WHAT YOU ARE ASKED TO DO
Print each line exactly as it is given.

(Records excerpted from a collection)
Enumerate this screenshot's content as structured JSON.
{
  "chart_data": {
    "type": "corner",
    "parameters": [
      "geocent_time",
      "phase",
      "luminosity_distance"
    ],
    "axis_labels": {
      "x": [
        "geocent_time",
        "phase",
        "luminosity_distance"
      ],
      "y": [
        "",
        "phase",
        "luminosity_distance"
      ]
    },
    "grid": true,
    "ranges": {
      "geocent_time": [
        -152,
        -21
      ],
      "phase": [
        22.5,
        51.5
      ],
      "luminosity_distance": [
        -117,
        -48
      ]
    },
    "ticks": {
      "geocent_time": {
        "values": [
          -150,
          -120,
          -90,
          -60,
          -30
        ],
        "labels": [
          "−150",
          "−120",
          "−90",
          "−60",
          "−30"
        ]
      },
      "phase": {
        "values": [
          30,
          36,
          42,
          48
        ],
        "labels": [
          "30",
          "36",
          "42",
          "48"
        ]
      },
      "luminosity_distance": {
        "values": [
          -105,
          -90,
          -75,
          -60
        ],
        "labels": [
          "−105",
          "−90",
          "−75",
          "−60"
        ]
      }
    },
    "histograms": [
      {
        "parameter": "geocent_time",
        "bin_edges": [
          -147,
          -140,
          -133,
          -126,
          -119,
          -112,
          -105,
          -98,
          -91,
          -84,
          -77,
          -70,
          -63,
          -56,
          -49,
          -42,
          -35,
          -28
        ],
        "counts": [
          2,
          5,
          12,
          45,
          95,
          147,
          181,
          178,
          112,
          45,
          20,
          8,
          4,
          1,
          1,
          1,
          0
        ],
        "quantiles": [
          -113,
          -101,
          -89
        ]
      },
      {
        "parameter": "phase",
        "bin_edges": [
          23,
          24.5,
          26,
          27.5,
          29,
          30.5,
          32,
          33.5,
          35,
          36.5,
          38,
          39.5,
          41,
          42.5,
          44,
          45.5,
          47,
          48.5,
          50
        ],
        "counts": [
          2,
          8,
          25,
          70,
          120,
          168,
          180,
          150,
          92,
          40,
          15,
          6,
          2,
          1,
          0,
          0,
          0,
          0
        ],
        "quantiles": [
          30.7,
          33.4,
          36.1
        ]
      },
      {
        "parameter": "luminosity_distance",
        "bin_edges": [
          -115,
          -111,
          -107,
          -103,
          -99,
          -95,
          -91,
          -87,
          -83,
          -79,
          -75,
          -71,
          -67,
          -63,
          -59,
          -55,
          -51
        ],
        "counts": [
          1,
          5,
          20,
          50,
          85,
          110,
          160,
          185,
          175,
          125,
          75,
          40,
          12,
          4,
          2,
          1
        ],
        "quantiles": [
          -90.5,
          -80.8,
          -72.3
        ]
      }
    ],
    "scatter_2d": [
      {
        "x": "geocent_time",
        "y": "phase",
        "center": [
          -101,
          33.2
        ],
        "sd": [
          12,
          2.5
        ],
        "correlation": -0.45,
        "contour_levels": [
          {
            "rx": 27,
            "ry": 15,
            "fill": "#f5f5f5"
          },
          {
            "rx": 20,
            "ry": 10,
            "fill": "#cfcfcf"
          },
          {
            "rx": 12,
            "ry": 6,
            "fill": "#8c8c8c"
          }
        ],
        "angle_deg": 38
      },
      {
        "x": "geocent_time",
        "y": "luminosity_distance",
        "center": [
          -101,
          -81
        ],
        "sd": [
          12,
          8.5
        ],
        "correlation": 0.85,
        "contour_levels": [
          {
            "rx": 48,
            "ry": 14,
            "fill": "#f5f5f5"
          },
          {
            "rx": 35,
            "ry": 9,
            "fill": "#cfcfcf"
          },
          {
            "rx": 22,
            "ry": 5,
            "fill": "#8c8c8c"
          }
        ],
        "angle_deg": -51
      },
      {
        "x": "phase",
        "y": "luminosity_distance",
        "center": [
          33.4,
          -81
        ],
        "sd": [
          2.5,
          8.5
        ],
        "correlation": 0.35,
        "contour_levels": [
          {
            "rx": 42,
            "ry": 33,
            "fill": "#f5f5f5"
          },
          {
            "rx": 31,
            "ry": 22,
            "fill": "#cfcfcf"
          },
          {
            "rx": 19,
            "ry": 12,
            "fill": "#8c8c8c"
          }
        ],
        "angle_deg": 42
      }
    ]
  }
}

COMPLETE ANSWER
Enumerate this screenshot's content as structured JSON.
{
  "chart_data": {
    "type": "corner",
    "parameters": [
      "geocent_time",
      "phase",
      "luminosity_distance"
    ],
    "axis_labels": {
      "x": [
        "geocent_time",
        "phase",
        "luminosity_distance"
      ],
      "y": [
        "",
        "phase",
        "luminosity_distance"
      ]
    },
    "grid": true,
    "ranges": {
      "geocent_time": [
        -152,
        -21
      ],
      "phase": [
        22.5,
        51.5
      ],
      "luminosity_distance": [
        -117,
        -48
      ]
    },
    "ticks": {
      "geocent_time": {
        "values": [
          -150,
          -120,
          -90,
          -60,
          -30
        ],
        "labels": [
          "−150",
          "−120",
          "−90",
          "−60",
          "−30"
        ]
      },
      "phase": {
        "values": [
          30,
          36,
          42,
          48
        ],
        "labels": [
          "30",
          "36",
          "42",
          "48"
        ]
      },
      "luminosity_distance": {
        "values": [
          -105,
          -90,
          -75,
          -60
        ],
        "labels": [
          "−105",
          "−90",
          "−75",
          "−60"
        ]
      }
    },
    "histograms": [
      {
        "parameter": "geocent_time",
        "bin_edges": [
          -147,
          -140,
          -133,
          -126,
          -119,
          -112,
          -105,
          -98,
          -91,
          -84,
          -77,
          -70,
          -63,
          -56,
          -49,
          -42,
          -35,
          -28
        ],
        "counts": [
          2,
          5,
          12,
          45,
          95,
          147,
          181,
          178,
          112,
          45,
          20,
          8,
          4,
          1,
          1,
          1,
          0
        ],
        "quantiles": [
          -113,
          -101,
          -89
        ]
      },
      {
        "parameter": "phase",
        "bin_edges": [
          23,
          24.5,
          26,
          27.5,
          29,
          30.5,
          32,
          33.5,
          35,
          36.5,
          38,
          39.5,
          41,
          42.5,
          44,
          45.5,
          47,
          48.5,
          50
        ],
        "counts": [
          2,
          8,
          25,
          70,
          120,
          168,
          180,
          150,
          92,
          40,
          15,
          6,
          2,
          1,
          0,
          0,
          0,
          0
        ],
        "quantiles": [
          30.7,
          33.4,
          36.1
        ]
      },
      {
        "parameter": "luminosity_distance",
        "bin_edges": [
          -115,
          -111,
          -107,
          -103,
          -99,
          -95,
          -91,
          -87,
          -83,
          -79,
          -75,
          -71,
          -67,
          -63,
          -59,
          -55,
          -51
        ],
        "counts": [
          1,
          5,
          20,
          50,
          85,
          110,
          160,
          185,
          175,
          125,
          75,
          40,
          12,
          4,
          2,
          1
        ],
        "quantiles": [
          -90.5,
          -80.8,
          -72.3
        ]
      }
    ],
    "scatter_2d": [
      {
        "x": "geocent_time",
        "y": "phase",
        "center": [
          -101,
          33.2
        ],
        "sd": [
          12,
          2.5
        ],
        "correlation": -0.45,
        "contour_levels": [
          {
            "rx": 27,
            "ry": 15,
            "fill": "#f5f5f5"
          },
          {
            "rx": 20,
            "ry": 10,
            "fill": "#cfcfcf"
          },
          {
            "rx": 12,
            "ry": 6,
            "fill": "#8c8c8c"
          }
        ],
        "angle_deg": 38
      },
      {
        "x": "geocent_time",
        "y": "luminosity_distance",
        "center": [
          -101,
          -81
        ],
        "sd": [
          12,
          8.5
        ],
        "correlation": 0.85,
        "contour_levels": [
          {
            "rx": 48,
            "ry": 14,
            "fill": "#f5f5f5"
          },
          {
            "rx": 35,
            "ry": 9,
            "fill": "#cfcfcf"
          },
          {
            "rx": 22,
            "ry": 5,
            "fill": "#8c8c8c"
          }
        ],
        "angle_deg": -51
      },
      {
        "x": "phase",
        "y": "luminosity_distance",
        "center": [
          33.4,
          -81
        ],
        "sd": [
          2.5,
          8.5
        ],
        "correlation": 0.35,
        "contour_levels": [
          {
            "rx": 42,
            "ry": 33,
            "fill": "#f5f5f5"
          },
          {
            "rx": 31,
            "ry": 22,
            "fill": "#cfcfcf"
          },
          {
            "rx": 19,
            "ry": 12,
            "fill": "#8c8c8c"
          }
        ],
        "angle_deg": 42
      }
    ]
  }
}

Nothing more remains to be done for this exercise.